## Aim
Count how many lines include "this" and answer with that number only.

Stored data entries
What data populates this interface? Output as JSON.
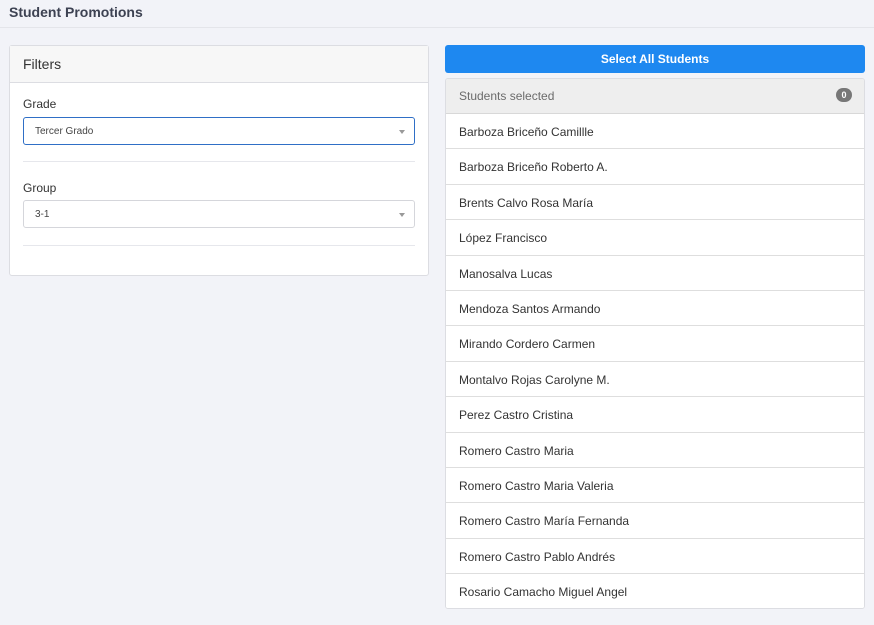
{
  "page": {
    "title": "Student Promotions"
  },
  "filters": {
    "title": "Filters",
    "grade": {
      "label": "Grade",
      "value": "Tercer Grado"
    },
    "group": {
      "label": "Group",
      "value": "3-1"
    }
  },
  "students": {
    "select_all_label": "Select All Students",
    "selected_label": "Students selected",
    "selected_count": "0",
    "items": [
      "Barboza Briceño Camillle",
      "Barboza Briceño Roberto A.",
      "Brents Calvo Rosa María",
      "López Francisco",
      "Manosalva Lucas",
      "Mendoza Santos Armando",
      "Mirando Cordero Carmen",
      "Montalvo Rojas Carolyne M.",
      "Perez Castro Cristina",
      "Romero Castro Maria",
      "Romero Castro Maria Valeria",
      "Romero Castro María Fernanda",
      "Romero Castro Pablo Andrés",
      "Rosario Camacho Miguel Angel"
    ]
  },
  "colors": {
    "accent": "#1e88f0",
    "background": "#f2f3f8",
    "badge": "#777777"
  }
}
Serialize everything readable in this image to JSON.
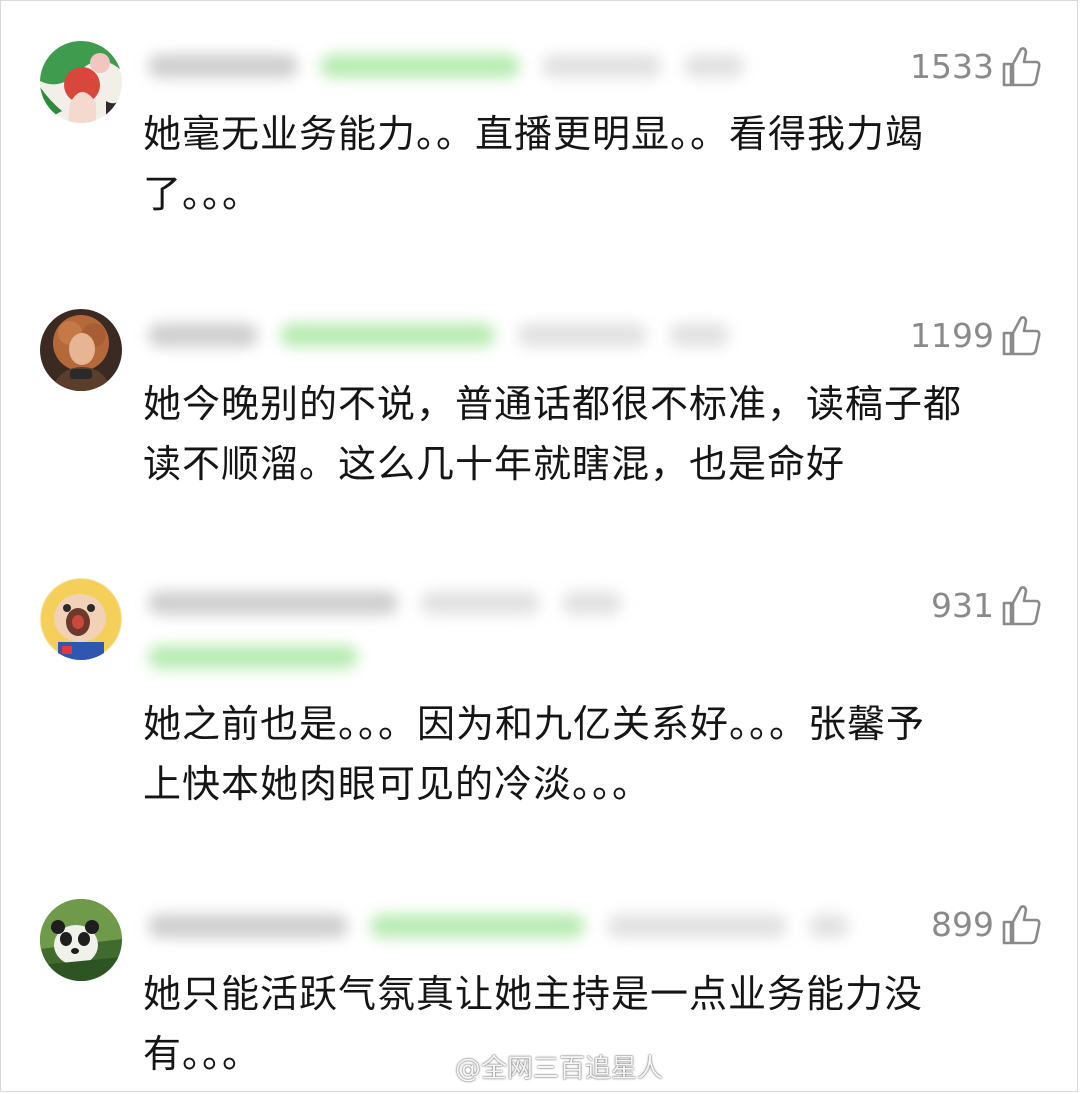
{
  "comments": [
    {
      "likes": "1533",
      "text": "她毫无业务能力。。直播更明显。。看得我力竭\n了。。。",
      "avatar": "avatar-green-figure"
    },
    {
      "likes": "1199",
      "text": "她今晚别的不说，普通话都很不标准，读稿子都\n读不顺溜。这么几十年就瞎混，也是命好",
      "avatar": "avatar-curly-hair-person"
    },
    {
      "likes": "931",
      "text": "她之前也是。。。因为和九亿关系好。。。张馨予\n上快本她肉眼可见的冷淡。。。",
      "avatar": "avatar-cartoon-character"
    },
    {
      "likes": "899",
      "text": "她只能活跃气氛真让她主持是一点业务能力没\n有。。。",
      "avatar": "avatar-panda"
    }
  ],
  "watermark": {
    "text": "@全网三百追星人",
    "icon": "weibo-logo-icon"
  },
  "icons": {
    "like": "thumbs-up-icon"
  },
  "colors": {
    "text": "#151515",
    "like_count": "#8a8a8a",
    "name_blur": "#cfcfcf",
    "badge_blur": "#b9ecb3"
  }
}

## Solution to the exercise
2